From the listing below, pull out the lines that hold "annotation".

Data rows:

━━━

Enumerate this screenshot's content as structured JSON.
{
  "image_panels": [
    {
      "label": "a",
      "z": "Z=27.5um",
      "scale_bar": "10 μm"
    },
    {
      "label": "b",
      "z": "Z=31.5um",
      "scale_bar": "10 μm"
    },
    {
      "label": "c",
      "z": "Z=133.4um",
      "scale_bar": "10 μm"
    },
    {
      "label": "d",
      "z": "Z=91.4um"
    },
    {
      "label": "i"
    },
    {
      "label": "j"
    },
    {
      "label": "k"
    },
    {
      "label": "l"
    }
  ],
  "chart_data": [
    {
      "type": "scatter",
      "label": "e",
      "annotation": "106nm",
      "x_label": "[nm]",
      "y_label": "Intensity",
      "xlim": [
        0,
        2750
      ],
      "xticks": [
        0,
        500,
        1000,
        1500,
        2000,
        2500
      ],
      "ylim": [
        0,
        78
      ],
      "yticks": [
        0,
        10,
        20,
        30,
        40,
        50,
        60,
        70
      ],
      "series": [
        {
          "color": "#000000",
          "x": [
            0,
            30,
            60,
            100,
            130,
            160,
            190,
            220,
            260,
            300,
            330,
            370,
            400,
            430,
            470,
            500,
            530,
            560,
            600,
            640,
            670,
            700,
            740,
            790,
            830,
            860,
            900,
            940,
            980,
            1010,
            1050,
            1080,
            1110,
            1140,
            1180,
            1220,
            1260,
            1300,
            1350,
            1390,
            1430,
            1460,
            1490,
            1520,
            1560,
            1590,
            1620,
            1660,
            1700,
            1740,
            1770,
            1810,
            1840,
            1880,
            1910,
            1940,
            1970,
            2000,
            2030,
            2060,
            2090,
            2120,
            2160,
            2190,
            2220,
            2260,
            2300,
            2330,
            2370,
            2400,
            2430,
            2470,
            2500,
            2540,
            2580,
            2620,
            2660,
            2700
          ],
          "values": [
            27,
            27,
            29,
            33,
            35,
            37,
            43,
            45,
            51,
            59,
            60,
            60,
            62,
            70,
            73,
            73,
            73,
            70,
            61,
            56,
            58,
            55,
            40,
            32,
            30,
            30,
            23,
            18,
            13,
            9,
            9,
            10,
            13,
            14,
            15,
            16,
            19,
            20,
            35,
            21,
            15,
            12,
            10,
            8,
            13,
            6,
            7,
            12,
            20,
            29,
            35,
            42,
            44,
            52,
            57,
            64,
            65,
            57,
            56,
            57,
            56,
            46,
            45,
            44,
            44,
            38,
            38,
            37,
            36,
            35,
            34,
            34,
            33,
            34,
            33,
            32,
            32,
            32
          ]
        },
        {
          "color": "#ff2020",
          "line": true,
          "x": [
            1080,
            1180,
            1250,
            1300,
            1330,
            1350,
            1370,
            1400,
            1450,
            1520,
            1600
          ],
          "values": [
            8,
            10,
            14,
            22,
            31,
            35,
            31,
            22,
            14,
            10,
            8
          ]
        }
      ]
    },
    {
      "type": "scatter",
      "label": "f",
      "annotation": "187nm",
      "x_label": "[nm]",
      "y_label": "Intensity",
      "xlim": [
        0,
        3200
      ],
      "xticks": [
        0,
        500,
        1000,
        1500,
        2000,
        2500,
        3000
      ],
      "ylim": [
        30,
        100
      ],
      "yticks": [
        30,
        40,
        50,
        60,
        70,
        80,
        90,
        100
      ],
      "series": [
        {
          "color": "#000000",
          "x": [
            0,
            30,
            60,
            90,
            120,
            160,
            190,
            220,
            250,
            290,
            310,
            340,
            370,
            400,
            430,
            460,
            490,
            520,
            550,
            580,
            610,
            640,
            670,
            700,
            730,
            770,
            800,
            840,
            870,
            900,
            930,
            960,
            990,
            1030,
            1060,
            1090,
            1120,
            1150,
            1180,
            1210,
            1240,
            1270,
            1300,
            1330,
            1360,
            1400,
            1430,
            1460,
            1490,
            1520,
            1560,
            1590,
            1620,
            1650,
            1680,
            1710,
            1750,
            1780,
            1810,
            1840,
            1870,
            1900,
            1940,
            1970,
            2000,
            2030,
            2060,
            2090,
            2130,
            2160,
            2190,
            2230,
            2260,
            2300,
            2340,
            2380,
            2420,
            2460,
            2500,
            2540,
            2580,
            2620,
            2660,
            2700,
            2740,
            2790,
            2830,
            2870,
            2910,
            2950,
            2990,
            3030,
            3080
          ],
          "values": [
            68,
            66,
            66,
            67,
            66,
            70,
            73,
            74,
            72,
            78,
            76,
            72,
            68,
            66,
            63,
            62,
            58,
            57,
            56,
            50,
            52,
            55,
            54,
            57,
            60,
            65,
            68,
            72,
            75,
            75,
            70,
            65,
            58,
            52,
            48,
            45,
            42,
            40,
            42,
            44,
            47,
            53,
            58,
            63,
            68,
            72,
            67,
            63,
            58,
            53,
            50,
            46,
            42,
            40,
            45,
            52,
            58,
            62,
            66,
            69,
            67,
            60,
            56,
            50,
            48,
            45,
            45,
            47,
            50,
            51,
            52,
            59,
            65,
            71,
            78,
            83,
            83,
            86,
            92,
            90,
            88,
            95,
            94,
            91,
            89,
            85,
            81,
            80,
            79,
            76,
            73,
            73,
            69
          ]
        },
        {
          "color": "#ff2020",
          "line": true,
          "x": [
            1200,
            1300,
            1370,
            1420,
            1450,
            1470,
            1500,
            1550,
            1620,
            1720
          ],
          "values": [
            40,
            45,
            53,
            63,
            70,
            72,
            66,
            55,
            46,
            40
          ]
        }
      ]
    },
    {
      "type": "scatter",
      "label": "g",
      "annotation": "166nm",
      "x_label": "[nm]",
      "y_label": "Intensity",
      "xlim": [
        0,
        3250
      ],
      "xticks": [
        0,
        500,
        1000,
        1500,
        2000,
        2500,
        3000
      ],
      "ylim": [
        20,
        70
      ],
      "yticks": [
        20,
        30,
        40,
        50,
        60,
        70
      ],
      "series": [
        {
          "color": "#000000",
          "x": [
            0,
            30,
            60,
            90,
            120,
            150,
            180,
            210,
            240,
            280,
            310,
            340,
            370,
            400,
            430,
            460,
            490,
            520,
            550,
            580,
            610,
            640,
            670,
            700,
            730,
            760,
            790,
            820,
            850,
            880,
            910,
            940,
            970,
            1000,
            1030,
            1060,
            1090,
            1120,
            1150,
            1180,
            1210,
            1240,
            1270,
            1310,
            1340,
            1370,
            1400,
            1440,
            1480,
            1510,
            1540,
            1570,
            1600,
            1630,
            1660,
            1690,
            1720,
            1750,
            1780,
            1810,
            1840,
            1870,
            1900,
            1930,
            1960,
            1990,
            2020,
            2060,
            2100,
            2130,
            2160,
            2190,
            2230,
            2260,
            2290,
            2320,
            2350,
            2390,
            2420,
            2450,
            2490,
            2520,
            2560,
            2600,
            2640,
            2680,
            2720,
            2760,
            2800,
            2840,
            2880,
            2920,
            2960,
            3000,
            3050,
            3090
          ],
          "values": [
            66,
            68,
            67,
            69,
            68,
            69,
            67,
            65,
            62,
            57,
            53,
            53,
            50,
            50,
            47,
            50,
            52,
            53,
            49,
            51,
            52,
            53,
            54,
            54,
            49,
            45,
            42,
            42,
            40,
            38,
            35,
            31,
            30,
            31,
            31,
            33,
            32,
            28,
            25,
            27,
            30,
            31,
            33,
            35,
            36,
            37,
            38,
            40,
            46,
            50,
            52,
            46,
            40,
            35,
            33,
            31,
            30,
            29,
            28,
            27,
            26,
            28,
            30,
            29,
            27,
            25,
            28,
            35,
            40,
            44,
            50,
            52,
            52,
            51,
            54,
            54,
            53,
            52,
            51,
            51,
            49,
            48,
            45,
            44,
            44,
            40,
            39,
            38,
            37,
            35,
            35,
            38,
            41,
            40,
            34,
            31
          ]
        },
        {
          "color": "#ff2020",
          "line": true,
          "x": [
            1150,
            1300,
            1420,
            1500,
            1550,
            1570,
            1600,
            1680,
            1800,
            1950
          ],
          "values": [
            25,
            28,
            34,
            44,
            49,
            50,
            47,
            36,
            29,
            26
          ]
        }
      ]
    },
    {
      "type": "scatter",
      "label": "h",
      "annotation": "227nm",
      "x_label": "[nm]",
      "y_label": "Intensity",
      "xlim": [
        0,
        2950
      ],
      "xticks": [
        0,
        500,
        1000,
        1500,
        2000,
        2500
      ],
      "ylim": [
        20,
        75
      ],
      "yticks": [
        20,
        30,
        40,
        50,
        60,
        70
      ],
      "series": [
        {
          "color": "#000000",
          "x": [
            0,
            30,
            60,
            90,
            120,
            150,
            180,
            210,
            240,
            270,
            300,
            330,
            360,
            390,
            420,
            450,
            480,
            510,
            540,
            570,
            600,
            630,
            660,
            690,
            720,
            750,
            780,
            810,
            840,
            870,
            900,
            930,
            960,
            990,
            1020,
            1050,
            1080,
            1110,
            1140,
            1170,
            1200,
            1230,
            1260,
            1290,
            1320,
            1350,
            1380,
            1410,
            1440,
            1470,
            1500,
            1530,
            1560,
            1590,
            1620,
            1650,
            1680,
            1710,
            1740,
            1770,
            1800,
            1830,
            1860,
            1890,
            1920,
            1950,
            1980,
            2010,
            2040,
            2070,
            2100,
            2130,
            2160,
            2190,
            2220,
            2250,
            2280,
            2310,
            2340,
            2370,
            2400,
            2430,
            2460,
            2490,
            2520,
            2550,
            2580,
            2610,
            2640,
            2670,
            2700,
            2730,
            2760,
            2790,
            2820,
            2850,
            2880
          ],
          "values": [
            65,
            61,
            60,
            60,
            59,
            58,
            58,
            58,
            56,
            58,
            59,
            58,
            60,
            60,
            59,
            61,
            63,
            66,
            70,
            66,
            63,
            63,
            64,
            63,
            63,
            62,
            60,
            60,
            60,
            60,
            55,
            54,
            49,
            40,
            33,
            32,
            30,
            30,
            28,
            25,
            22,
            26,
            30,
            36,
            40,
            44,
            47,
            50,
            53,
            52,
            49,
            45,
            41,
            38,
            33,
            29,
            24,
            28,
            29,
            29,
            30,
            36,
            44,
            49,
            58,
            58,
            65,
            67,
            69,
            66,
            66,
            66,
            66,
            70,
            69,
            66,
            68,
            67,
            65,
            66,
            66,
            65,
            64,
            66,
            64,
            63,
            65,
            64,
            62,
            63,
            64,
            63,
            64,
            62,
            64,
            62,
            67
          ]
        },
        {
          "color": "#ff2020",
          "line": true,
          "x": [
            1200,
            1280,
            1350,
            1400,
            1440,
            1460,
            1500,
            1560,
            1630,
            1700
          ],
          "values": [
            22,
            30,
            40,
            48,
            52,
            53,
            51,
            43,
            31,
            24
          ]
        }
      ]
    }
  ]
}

━━━

Response to this exercise:
      "annotation": "106nm",
      "annotation": "187nm",
      "annotation": "166nm",
      "annotation": "227nm",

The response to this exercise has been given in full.